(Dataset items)

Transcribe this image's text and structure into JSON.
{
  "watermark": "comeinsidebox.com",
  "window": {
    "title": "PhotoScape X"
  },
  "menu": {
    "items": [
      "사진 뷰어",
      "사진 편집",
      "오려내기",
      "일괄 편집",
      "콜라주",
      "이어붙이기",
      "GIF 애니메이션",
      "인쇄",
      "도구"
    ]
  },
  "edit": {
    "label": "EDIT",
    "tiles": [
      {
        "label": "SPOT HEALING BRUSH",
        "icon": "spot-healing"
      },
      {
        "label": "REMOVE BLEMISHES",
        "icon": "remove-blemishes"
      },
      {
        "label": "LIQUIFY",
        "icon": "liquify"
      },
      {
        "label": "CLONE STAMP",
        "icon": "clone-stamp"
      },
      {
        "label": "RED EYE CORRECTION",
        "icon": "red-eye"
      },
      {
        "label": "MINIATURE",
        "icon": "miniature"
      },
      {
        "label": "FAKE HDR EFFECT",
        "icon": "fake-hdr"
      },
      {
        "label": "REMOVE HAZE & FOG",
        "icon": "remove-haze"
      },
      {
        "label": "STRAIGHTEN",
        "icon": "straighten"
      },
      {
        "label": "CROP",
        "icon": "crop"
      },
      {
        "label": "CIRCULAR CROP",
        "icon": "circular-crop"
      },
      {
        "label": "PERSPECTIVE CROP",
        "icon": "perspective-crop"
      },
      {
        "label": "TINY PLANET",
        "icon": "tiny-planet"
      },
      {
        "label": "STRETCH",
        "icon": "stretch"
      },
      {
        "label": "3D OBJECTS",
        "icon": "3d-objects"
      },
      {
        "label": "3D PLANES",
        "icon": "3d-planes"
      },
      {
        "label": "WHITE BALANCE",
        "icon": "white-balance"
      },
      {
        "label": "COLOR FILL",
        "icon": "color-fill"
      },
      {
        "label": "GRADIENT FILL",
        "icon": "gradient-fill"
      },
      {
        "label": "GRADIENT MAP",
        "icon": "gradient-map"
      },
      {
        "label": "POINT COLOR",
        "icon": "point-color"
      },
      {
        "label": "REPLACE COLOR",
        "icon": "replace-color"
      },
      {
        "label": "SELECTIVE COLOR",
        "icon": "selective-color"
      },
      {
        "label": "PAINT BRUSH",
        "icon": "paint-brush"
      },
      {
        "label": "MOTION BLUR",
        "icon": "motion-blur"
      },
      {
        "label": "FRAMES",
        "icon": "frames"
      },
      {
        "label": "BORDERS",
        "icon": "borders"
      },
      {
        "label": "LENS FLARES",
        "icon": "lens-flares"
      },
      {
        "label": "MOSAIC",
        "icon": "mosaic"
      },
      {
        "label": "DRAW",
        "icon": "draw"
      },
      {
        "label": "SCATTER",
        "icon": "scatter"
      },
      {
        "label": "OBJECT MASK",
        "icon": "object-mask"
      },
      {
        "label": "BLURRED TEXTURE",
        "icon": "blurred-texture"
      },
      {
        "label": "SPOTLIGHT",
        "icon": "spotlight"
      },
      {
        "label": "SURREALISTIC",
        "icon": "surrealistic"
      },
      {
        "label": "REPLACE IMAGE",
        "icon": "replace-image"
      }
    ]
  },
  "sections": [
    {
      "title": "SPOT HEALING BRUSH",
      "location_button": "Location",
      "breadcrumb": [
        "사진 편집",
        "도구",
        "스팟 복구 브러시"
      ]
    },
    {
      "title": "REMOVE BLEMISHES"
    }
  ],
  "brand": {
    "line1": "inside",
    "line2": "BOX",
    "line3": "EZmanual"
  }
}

Instruction:
Produce an exact copy of every entry above.

Worked solution:
Transcribe this image's text and structure into JSON.
{
  "watermark": "comeinsidebox.com",
  "window": {
    "title": "PhotoScape X"
  },
  "menu": {
    "items": [
      "사진 뷰어",
      "사진 편집",
      "오려내기",
      "일괄 편집",
      "콜라주",
      "이어붙이기",
      "GIF 애니메이션",
      "인쇄",
      "도구"
    ]
  },
  "edit": {
    "label": "EDIT",
    "tiles": [
      {
        "label": "SPOT HEALING BRUSH",
        "icon": "spot-healing"
      },
      {
        "label": "REMOVE BLEMISHES",
        "icon": "remove-blemishes"
      },
      {
        "label": "LIQUIFY",
        "icon": "liquify"
      },
      {
        "label": "CLONE STAMP",
        "icon": "clone-stamp"
      },
      {
        "label": "RED EYE CORRECTION",
        "icon": "red-eye"
      },
      {
        "label": "MINIATURE",
        "icon": "miniature"
      },
      {
        "label": "FAKE HDR EFFECT",
        "icon": "fake-hdr"
      },
      {
        "label": "REMOVE HAZE & FOG",
        "icon": "remove-haze"
      },
      {
        "label": "STRAIGHTEN",
        "icon": "straighten"
      },
      {
        "label": "CROP",
        "icon": "crop"
      },
      {
        "label": "CIRCULAR CROP",
        "icon": "circular-crop"
      },
      {
        "label": "PERSPECTIVE CROP",
        "icon": "perspective-crop"
      },
      {
        "label": "TINY PLANET",
        "icon": "tiny-planet"
      },
      {
        "label": "STRETCH",
        "icon": "stretch"
      },
      {
        "label": "3D OBJECTS",
        "icon": "3d-objects"
      },
      {
        "label": "3D PLANES",
        "icon": "3d-planes"
      },
      {
        "label": "WHITE BALANCE",
        "icon": "white-balance"
      },
      {
        "label": "COLOR FILL",
        "icon": "color-fill"
      },
      {
        "label": "GRADIENT FILL",
        "icon": "gradient-fill"
      },
      {
        "label": "GRADIENT MAP",
        "icon": "gradient-map"
      },
      {
        "label": "POINT COLOR",
        "icon": "point-color"
      },
      {
        "label": "REPLACE COLOR",
        "icon": "replace-color"
      },
      {
        "label": "SELECTIVE COLOR",
        "icon": "selective-color"
      },
      {
        "label": "PAINT BRUSH",
        "icon": "paint-brush"
      },
      {
        "label": "MOTION BLUR",
        "icon": "motion-blur"
      },
      {
        "label": "FRAMES",
        "icon": "frames"
      },
      {
        "label": "BORDERS",
        "icon": "borders"
      },
      {
        "label": "LENS FLARES",
        "icon": "lens-flares"
      },
      {
        "label": "MOSAIC",
        "icon": "mosaic"
      },
      {
        "label": "DRAW",
        "icon": "draw"
      },
      {
        "label": "SCATTER",
        "icon": "scatter"
      },
      {
        "label": "OBJECT MASK",
        "icon": "object-mask"
      },
      {
        "label": "BLURRED TEXTURE",
        "icon": "blurred-texture"
      },
      {
        "label": "SPOTLIGHT",
        "icon": "spotlight"
      },
      {
        "label": "SURREALISTIC",
        "icon": "surrealistic"
      },
      {
        "label": "REPLACE IMAGE",
        "icon": "replace-image"
      }
    ]
  },
  "sections": [
    {
      "title": "SPOT HEALING BRUSH",
      "location_button": "Location",
      "breadcrumb": [
        "사진 편집",
        "도구",
        "스팟 복구 브러시"
      ]
    },
    {
      "title": "REMOVE BLEMISHES"
    }
  ],
  "brand": {
    "line1": "inside",
    "line2": "BOX",
    "line3": "EZmanual"
  }
}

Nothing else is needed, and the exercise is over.